Work instruction
Without omitting anything, return the records precisely as given.

Dataset excerpts
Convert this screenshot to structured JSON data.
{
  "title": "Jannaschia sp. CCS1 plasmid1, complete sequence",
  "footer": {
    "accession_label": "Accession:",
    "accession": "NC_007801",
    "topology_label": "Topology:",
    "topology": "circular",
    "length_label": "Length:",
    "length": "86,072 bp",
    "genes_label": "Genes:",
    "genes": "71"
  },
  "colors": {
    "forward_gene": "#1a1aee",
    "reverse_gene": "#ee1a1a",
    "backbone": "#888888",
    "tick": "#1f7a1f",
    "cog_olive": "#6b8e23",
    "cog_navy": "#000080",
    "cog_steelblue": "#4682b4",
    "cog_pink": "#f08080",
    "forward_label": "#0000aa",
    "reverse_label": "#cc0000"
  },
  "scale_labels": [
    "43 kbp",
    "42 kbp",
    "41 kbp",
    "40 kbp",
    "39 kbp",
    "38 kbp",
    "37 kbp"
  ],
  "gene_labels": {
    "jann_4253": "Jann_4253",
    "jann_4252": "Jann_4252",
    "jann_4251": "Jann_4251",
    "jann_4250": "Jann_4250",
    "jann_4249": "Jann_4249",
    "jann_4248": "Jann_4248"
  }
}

Result for this exercise
Convert this screenshot to structured JSON data.
{
  "title": "Jannaschia sp. CCS1 plasmid1, complete sequence",
  "footer": {
    "accession_label": "Accession:",
    "accession": "NC_007801",
    "topology_label": "Topology:",
    "topology": "circular",
    "length_label": "Length:",
    "length": "86,072 bp",
    "genes_label": "Genes:",
    "genes": "71"
  },
  "colors": {
    "forward_gene": "#1a1aee",
    "reverse_gene": "#ee1a1a",
    "backbone": "#888888",
    "tick": "#1f7a1f",
    "cog_olive": "#6b8e23",
    "cog_navy": "#000080",
    "cog_steelblue": "#4682b4",
    "cog_pink": "#f08080",
    "forward_label": "#0000aa",
    "reverse_label": "#cc0000"
  },
  "scale_labels": [
    "43 kbp",
    "42 kbp",
    "41 kbp",
    "40 kbp",
    "39 kbp",
    "38 kbp",
    "37 kbp"
  ],
  "gene_labels": {
    "jann_4253": "Jann_4253",
    "jann_4252": "Jann_4252",
    "jann_4251": "Jann_4251",
    "jann_4250": "Jann_4250",
    "jann_4249": "Jann_4249",
    "jann_4248": "Jann_4248"
  }
}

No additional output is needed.